Provided records:
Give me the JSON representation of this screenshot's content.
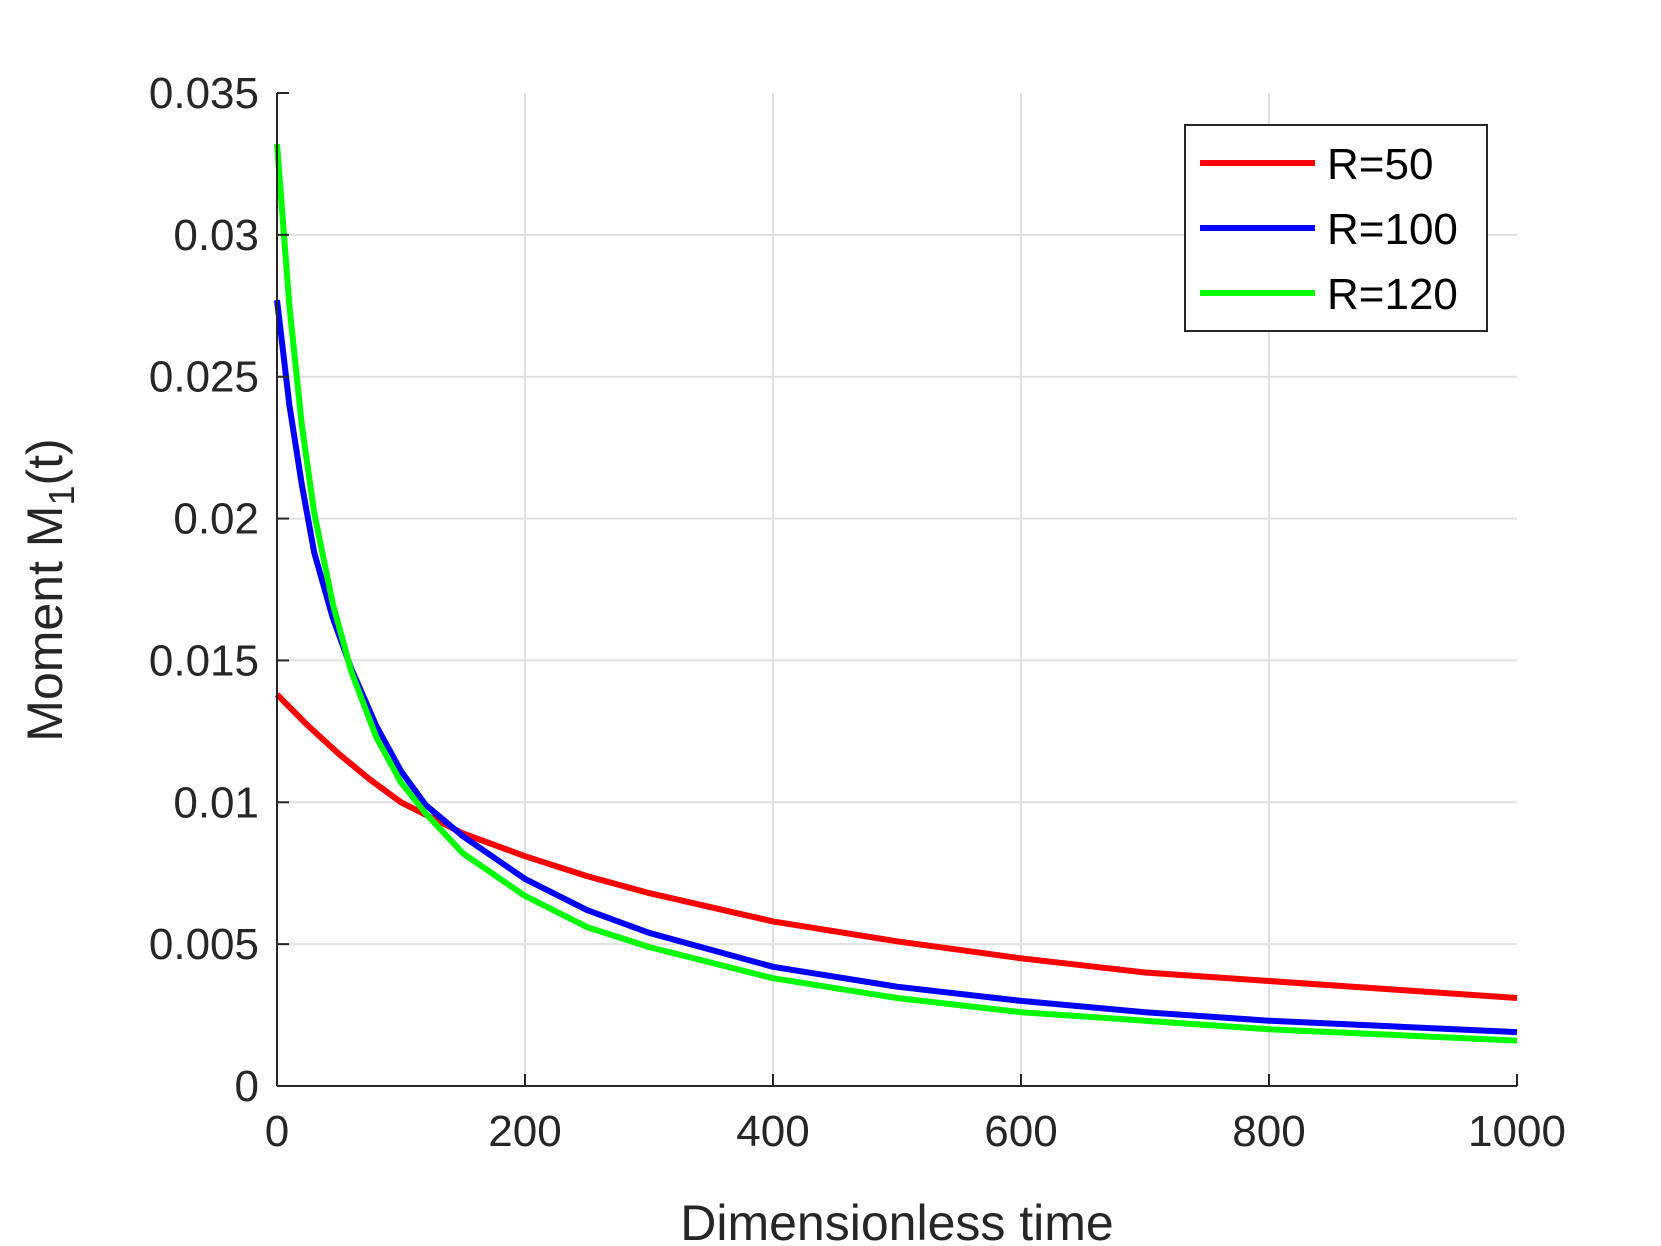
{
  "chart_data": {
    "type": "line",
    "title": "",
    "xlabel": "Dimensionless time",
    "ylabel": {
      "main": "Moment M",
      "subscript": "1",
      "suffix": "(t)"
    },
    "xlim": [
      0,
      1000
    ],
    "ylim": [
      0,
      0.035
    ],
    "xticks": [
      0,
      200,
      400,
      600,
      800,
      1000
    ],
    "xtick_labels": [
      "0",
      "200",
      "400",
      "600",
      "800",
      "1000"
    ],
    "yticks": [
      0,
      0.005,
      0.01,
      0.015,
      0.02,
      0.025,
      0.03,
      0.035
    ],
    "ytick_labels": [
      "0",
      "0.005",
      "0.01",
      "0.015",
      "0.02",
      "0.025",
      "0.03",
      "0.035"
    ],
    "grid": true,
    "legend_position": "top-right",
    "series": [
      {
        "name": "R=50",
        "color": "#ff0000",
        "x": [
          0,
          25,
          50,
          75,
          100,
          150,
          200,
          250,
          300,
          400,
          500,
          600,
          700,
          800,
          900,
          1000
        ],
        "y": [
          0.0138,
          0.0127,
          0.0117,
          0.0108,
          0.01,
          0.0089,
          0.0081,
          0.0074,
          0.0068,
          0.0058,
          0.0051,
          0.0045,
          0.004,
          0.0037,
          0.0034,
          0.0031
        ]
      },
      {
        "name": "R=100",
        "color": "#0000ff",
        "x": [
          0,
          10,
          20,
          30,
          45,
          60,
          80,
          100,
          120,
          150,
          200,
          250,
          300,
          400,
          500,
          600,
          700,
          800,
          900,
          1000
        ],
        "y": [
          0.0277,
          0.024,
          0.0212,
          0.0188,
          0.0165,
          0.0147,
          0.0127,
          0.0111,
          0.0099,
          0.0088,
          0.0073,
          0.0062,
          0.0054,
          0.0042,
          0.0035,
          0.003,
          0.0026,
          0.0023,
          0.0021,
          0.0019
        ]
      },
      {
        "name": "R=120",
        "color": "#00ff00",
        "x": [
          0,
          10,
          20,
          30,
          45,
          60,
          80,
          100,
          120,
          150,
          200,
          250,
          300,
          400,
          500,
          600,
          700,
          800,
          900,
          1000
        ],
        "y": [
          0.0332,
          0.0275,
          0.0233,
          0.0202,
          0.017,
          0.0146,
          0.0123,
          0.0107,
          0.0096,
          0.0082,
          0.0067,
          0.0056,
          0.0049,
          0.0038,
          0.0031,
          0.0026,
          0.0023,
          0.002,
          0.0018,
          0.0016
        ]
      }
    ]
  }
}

What is required: Transcribe every entry above exactly. Omit all pictures.

In response:
Give me the JSON representation of this screenshot's content.
{
  "chart_data": {
    "type": "line",
    "title": "",
    "xlabel": "Dimensionless time",
    "ylabel": {
      "main": "Moment M",
      "subscript": "1",
      "suffix": "(t)"
    },
    "xlim": [
      0,
      1000
    ],
    "ylim": [
      0,
      0.035
    ],
    "xticks": [
      0,
      200,
      400,
      600,
      800,
      1000
    ],
    "xtick_labels": [
      "0",
      "200",
      "400",
      "600",
      "800",
      "1000"
    ],
    "yticks": [
      0,
      0.005,
      0.01,
      0.015,
      0.02,
      0.025,
      0.03,
      0.035
    ],
    "ytick_labels": [
      "0",
      "0.005",
      "0.01",
      "0.015",
      "0.02",
      "0.025",
      "0.03",
      "0.035"
    ],
    "grid": true,
    "legend_position": "top-right",
    "series": [
      {
        "name": "R=50",
        "color": "#ff0000",
        "x": [
          0,
          25,
          50,
          75,
          100,
          150,
          200,
          250,
          300,
          400,
          500,
          600,
          700,
          800,
          900,
          1000
        ],
        "y": [
          0.0138,
          0.0127,
          0.0117,
          0.0108,
          0.01,
          0.0089,
          0.0081,
          0.0074,
          0.0068,
          0.0058,
          0.0051,
          0.0045,
          0.004,
          0.0037,
          0.0034,
          0.0031
        ]
      },
      {
        "name": "R=100",
        "color": "#0000ff",
        "x": [
          0,
          10,
          20,
          30,
          45,
          60,
          80,
          100,
          120,
          150,
          200,
          250,
          300,
          400,
          500,
          600,
          700,
          800,
          900,
          1000
        ],
        "y": [
          0.0277,
          0.024,
          0.0212,
          0.0188,
          0.0165,
          0.0147,
          0.0127,
          0.0111,
          0.0099,
          0.0088,
          0.0073,
          0.0062,
          0.0054,
          0.0042,
          0.0035,
          0.003,
          0.0026,
          0.0023,
          0.0021,
          0.0019
        ]
      },
      {
        "name": "R=120",
        "color": "#00ff00",
        "x": [
          0,
          10,
          20,
          30,
          45,
          60,
          80,
          100,
          120,
          150,
          200,
          250,
          300,
          400,
          500,
          600,
          700,
          800,
          900,
          1000
        ],
        "y": [
          0.0332,
          0.0275,
          0.0233,
          0.0202,
          0.017,
          0.0146,
          0.0123,
          0.0107,
          0.0096,
          0.0082,
          0.0067,
          0.0056,
          0.0049,
          0.0038,
          0.0031,
          0.0026,
          0.0023,
          0.002,
          0.0018,
          0.0016
        ]
      }
    ]
  }
}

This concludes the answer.